= YOUR GOAL =
Write out each line word for word. Drop pictures.

= DATASET ENTRIES =
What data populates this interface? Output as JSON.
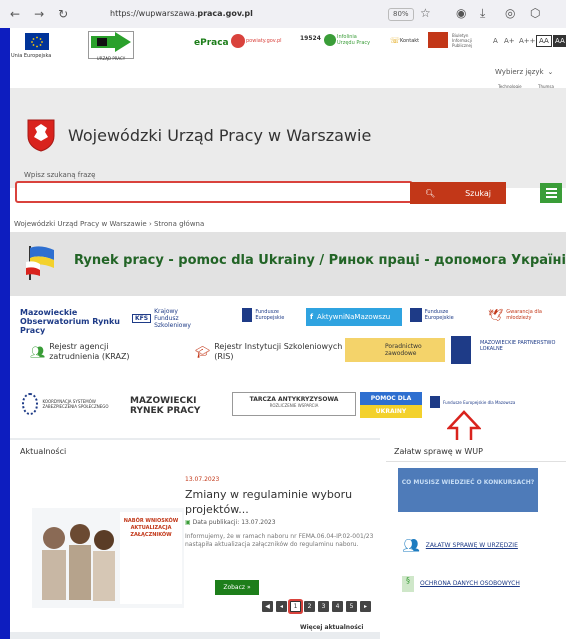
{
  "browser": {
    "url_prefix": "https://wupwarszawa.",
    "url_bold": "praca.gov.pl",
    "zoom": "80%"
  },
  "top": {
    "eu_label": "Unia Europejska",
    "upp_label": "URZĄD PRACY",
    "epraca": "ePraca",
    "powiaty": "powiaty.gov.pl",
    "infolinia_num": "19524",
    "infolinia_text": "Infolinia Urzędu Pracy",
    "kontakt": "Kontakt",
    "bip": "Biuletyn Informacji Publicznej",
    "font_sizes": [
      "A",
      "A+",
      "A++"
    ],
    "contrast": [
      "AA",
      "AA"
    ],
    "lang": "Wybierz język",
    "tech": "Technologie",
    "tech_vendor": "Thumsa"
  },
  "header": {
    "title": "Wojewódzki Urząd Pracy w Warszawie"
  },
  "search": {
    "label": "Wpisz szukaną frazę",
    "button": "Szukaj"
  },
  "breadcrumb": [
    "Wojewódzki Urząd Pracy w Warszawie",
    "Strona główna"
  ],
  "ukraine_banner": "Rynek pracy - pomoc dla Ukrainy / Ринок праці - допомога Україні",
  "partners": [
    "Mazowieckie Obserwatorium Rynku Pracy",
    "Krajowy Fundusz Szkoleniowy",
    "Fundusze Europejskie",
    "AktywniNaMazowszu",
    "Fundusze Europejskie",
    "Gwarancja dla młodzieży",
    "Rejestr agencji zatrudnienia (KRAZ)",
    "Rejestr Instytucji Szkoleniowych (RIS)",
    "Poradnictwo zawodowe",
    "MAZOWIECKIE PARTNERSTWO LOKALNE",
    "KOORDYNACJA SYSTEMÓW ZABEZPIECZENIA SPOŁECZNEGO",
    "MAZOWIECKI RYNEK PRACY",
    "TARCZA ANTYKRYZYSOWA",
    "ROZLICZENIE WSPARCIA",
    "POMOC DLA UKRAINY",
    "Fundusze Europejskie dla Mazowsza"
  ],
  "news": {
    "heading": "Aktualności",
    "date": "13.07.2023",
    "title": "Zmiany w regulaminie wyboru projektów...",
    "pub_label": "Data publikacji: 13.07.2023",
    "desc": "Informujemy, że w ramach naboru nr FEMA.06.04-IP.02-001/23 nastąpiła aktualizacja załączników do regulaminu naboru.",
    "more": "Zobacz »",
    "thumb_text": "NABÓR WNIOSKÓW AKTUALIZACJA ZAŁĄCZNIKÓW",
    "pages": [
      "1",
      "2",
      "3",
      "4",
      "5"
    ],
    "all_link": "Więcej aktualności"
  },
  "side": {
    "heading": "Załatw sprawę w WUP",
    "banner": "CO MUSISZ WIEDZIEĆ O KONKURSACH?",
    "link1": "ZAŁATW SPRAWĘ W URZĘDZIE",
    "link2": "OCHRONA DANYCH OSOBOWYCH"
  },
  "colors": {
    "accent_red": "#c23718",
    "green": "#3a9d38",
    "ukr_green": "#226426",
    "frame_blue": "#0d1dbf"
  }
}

= THE COMPLETED TASK =
What data populates this interface? Output as JSON.
{
  "browser": {
    "url_prefix": "https://wupwarszawa.",
    "url_bold": "praca.gov.pl",
    "zoom": "80%"
  },
  "top": {
    "eu_label": "Unia Europejska",
    "upp_label": "URZĄD PRACY",
    "epraca": "ePraca",
    "powiaty": "powiaty.gov.pl",
    "infolinia_num": "19524",
    "infolinia_text": "Infolinia Urzędu Pracy",
    "kontakt": "Kontakt",
    "bip": "Biuletyn Informacji Publicznej",
    "font_sizes": [
      "A",
      "A+",
      "A++"
    ],
    "contrast": [
      "AA",
      "AA"
    ],
    "lang": "Wybierz język",
    "tech": "Technologie",
    "tech_vendor": "Thumsa"
  },
  "header": {
    "title": "Wojewódzki Urząd Pracy w Warszawie"
  },
  "search": {
    "label": "Wpisz szukaną frazę",
    "button": "Szukaj"
  },
  "breadcrumb": [
    "Wojewódzki Urząd Pracy w Warszawie",
    "Strona główna"
  ],
  "ukraine_banner": "Rynek pracy - pomoc dla Ukrainy / Ринок праці - допомога Україні",
  "partners": [
    "Mazowieckie Obserwatorium Rynku Pracy",
    "Krajowy Fundusz Szkoleniowy",
    "Fundusze Europejskie",
    "AktywniNaMazowszu",
    "Fundusze Europejskie",
    "Gwarancja dla młodzieży",
    "Rejestr agencji zatrudnienia (KRAZ)",
    "Rejestr Instytucji Szkoleniowych (RIS)",
    "Poradnictwo zawodowe",
    "MAZOWIECKIE PARTNERSTWO LOKALNE",
    "KOORDYNACJA SYSTEMÓW ZABEZPIECZENIA SPOŁECZNEGO",
    "MAZOWIECKI RYNEK PRACY",
    "TARCZA ANTYKRYZYSOWA",
    "ROZLICZENIE WSPARCIA",
    "POMOC DLA UKRAINY",
    "Fundusze Europejskie dla Mazowsza"
  ],
  "news": {
    "heading": "Aktualności",
    "date": "13.07.2023",
    "title": "Zmiany w regulaminie wyboru projektów...",
    "pub_label": "Data publikacji: 13.07.2023",
    "desc": "Informujemy, że w ramach naboru nr FEMA.06.04-IP.02-001/23 nastąpiła aktualizacja załączników do regulaminu naboru.",
    "more": "Zobacz »",
    "thumb_text": "NABÓR WNIOSKÓW AKTUALIZACJA ZAŁĄCZNIKÓW",
    "pages": [
      "1",
      "2",
      "3",
      "4",
      "5"
    ],
    "all_link": "Więcej aktualności"
  },
  "side": {
    "heading": "Załatw sprawę w WUP",
    "banner": "CO MUSISZ WIEDZIEĆ O KONKURSACH?",
    "link1": "ZAŁATW SPRAWĘ W URZĘDZIE",
    "link2": "OCHRONA DANYCH OSOBOWYCH"
  },
  "colors": {
    "accent_red": "#c23718",
    "green": "#3a9d38",
    "ukr_green": "#226426",
    "frame_blue": "#0d1dbf"
  }
}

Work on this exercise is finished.